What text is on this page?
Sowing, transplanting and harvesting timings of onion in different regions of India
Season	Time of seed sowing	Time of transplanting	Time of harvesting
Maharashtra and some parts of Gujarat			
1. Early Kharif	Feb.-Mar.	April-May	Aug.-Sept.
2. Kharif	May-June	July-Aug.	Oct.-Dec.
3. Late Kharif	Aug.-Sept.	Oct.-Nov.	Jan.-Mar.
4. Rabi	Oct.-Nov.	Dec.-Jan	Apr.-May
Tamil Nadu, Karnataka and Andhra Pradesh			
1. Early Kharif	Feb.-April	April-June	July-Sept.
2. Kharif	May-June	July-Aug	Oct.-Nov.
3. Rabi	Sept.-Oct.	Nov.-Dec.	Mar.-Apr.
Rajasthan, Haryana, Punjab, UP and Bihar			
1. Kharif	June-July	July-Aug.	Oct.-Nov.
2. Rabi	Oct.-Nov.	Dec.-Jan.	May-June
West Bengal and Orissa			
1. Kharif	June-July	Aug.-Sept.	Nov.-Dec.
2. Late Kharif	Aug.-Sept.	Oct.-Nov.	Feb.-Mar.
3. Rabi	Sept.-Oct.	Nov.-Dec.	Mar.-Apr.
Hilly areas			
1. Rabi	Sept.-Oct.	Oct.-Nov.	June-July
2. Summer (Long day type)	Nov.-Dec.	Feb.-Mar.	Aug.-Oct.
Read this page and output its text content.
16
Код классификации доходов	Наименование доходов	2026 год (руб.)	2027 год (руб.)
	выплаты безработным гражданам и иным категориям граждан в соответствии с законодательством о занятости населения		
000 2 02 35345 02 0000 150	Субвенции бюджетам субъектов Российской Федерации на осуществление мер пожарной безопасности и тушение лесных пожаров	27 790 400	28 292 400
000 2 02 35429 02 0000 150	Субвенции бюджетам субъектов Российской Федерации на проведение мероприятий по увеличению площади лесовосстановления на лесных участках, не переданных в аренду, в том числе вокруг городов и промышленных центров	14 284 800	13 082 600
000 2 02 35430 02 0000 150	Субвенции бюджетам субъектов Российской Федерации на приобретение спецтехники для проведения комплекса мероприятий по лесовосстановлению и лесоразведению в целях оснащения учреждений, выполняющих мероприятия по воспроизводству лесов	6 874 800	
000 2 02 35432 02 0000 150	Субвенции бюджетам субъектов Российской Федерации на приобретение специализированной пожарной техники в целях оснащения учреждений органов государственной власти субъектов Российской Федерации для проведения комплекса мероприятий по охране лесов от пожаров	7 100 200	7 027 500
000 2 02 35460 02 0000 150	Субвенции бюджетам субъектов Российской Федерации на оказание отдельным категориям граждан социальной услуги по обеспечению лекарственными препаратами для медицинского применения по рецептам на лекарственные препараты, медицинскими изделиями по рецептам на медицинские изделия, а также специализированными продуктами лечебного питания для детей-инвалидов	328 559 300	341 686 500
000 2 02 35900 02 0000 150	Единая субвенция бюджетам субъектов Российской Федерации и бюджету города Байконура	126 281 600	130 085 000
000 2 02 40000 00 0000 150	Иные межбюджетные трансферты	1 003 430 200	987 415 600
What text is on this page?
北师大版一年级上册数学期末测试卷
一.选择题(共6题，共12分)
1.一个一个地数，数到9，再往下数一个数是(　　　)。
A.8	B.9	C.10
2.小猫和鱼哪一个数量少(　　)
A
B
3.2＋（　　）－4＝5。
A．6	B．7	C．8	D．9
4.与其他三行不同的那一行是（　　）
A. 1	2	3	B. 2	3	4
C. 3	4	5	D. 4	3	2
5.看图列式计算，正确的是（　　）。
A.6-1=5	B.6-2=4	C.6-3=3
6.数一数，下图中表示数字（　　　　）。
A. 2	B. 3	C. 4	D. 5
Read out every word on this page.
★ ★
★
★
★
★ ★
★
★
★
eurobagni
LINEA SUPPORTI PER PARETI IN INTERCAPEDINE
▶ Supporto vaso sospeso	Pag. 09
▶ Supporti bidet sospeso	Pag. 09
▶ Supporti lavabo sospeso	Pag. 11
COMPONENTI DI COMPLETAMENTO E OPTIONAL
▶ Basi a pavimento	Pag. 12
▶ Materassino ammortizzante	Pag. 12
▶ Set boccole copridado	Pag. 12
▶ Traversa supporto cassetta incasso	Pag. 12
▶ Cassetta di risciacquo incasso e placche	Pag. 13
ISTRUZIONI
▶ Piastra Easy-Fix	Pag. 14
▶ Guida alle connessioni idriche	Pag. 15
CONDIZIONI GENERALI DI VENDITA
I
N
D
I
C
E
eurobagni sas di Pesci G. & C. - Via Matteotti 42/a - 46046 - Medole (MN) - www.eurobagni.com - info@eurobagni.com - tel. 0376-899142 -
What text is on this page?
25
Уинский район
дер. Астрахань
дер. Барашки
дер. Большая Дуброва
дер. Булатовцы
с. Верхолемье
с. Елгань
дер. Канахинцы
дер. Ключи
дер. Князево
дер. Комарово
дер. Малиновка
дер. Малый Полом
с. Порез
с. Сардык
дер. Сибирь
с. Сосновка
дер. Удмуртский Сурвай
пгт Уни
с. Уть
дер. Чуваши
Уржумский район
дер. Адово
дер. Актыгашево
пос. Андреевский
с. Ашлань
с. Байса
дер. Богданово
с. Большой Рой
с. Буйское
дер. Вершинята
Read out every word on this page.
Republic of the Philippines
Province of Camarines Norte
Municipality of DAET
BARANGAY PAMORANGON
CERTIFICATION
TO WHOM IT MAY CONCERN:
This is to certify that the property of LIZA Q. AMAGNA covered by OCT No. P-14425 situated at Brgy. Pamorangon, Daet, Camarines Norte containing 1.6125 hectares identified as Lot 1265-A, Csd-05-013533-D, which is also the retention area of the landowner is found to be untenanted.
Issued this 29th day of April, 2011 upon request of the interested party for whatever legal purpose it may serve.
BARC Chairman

> **Your objective**:
Print out every entry, keeping each one exact.

> **Written answer**:
What text is on this page?
Sowing, transplanting and harvesting timings of onion in different regions of India
Season	Time of seed sowing	Time of transplanting	Time of harvesting
Maharashtra and some parts of Gujarat			
1. Early Kharif	Feb.-Mar.	April-May	Aug.-Sept.
2. Kharif	May-June	July-Aug.	Oct.-Dec.
3. Late Kharif	Aug.-Sept.	Oct.-Nov.	Jan.-Mar.
4. Rabi	Oct.-Nov.	Dec.-Jan	Apr.-May
Tamil Nadu, Karnataka and Andhra Pradesh			
1. Early Kharif	Feb.-April	April-June	July-Sept.
2. Kharif	May-June	July-Aug	Oct.-Nov.
3. Rabi	Sept.-Oct.	Nov.-Dec.	Mar.-Apr.
Rajasthan, Haryana, Punjab, UP and Bihar			
1. Kharif	June-July	July-Aug.	Oct.-Nov.
2. Rabi	Oct.-Nov.	Dec.-Jan.	May-June
West Bengal and Orissa			
1. Kharif	June-July	Aug.-Sept.	Nov.-Dec.
2. Late Kharif	Aug.-Sept.	Oct.-Nov.	Feb.-Mar.
3. Rabi	Sept.-Oct.	Nov.-Dec.	Mar.-Apr.
Hilly areas			
1. Rabi	Sept.-Oct.	Oct.-Nov.	June-July
2. Summer (Long day type)	Nov.-Dec.	Feb.-Mar.	Aug.-Oct.
Read this page and output its text content.
16
Код классификации доходов	Наименование доходов	2026 год (руб.)	2027 год (руб.)
	выплаты безработным гражданам и иным категориям граждан в соответствии с законодательством о занятости населения		
000 2 02 35345 02 0000 150	Субвенции бюджетам субъектов Российской Федерации на осуществление мер пожарной безопасности и тушение лесных пожаров	27 790 400	28 292 400
000 2 02 35429 02 0000 150	Субвенции бюджетам субъектов Российской Федерации на проведение мероприятий по увеличению площади лесовосстановления на лесных участках, не переданных в аренду, в том числе вокруг городов и промышленных центров	14 284 800	13 082 600
000 2 02 35430 02 0000 150	Субвенции бюджетам субъектов Российской Федерации на приобретение спецтехники для проведения комплекса мероприятий по лесовосстановлению и лесоразведению в целях оснащения учреждений, выполняющих мероприятия по воспроизводству лесов	6 874 800	
000 2 02 35432 02 0000 150	Субвенции бюджетам субъектов Российской Федерации на приобретение специализированной пожарной техники в целях оснащения учреждений органов государственной власти субъектов Российской Федерации для проведения комплекса мероприятий по охране лесов от пожаров	7 100 200	7 027 500
000 2 02 35460 02 0000 150	Субвенции бюджетам субъектов Российской Федерации на оказание отдельным категориям граждан социальной услуги по обеспечению лекарственными препаратами для медицинского применения по рецептам на лекарственные препараты, медицинскими изделиями по рецептам на медицинские изделия, а также специализированными продуктами лечебного питания для детей-инвалидов	328 559 300	341 686 500
000 2 02 35900 02 0000 150	Единая субвенция бюджетам субъектов Российской Федерации и бюджету города Байконура	126 281 600	130 085 000
000 2 02 40000 00 0000 150	Иные межбюджетные трансферты	1 003 430 200	987 415 600
What text is on this page?
北师大版一年级上册数学期末测试卷
一.选择题(共6题，共12分)
1.一个一个地数，数到9，再往下数一个数是(　　　)。
A.8	B.9	C.10
2.小猫和鱼哪一个数量少(　　)
A
B
3.2＋（　　）－4＝5。
A．6	B．7	C．8	D．9
4.与其他三行不同的那一行是（　　）
A. 1	2	3	B. 2	3	4
C. 3	4	5	D. 4	3	2
5.看图列式计算，正确的是（　　）。
A.6-1=5	B.6-2=4	C.6-3=3
6.数一数，下图中表示数字（　　　　）。
A. 2	B. 3	C. 4	D. 5
Read out every word on this page.
★ ★
★
★
★
★ ★
★
★
★
eurobagni
LINEA SUPPORTI PER PARETI IN INTERCAPEDINE
▶ Supporto vaso sospeso	Pag. 09
▶ Supporti bidet sospeso	Pag. 09
▶ Supporti lavabo sospeso	Pag. 11
COMPONENTI DI COMPLETAMENTO E OPTIONAL
▶ Basi a pavimento	Pag. 12
▶ Materassino ammortizzante	Pag. 12
▶ Set boccole copridado	Pag. 12
▶ Traversa supporto cassetta incasso	Pag. 12
▶ Cassetta di risciacquo incasso e placche	Pag. 13
ISTRUZIONI
▶ Piastra Easy-Fix	Pag. 14
▶ Guida alle connessioni idriche	Pag. 15
CONDIZIONI GENERALI DI VENDITA
I
N
D
I
C
E
eurobagni sas di Pesci G. & C. - Via Matteotti 42/a - 46046 - Medole (MN) - www.eurobagni.com - info@eurobagni.com - tel. 0376-899142 -
What text is on this page?
25
Уинский район
дер. Астрахань
дер. Барашки
дер. Большая Дуброва
дер. Булатовцы
с. Верхолемье
с. Елгань
дер. Канахинцы
дер. Ключи
дер. Князево
дер. Комарово
дер. Малиновка
дер. Малый Полом
с. Порез
с. Сардык
дер. Сибирь
с. Сосновка
дер. Удмуртский Сурвай
пгт Уни
с. Уть
дер. Чуваши
Уржумский район
дер. Адово
дер. Актыгашево
пос. Андреевский
с. Ашлань
с. Байса
дер. Богданово
с. Большой Рой
с. Буйское
дер. Вершинята
Read out every word on this page.
Republic of the Philippines
Province of Camarines Norte
Municipality of DAET
BARANGAY PAMORANGON
CERTIFICATION
TO WHOM IT MAY CONCERN:
This is to certify that the property of LIZA Q. AMAGNA covered by OCT No. P-14425 situated at Brgy. Pamorangon, Daet, Camarines Norte containing 1.6125 hectares identified as Lot 1265-A, Csd-05-013533-D, which is also the retention area of the landowner is found to be untenanted.
Issued this 29th day of April, 2011 upon request of the interested party for whatever legal purpose it may serve.
BARC Chairman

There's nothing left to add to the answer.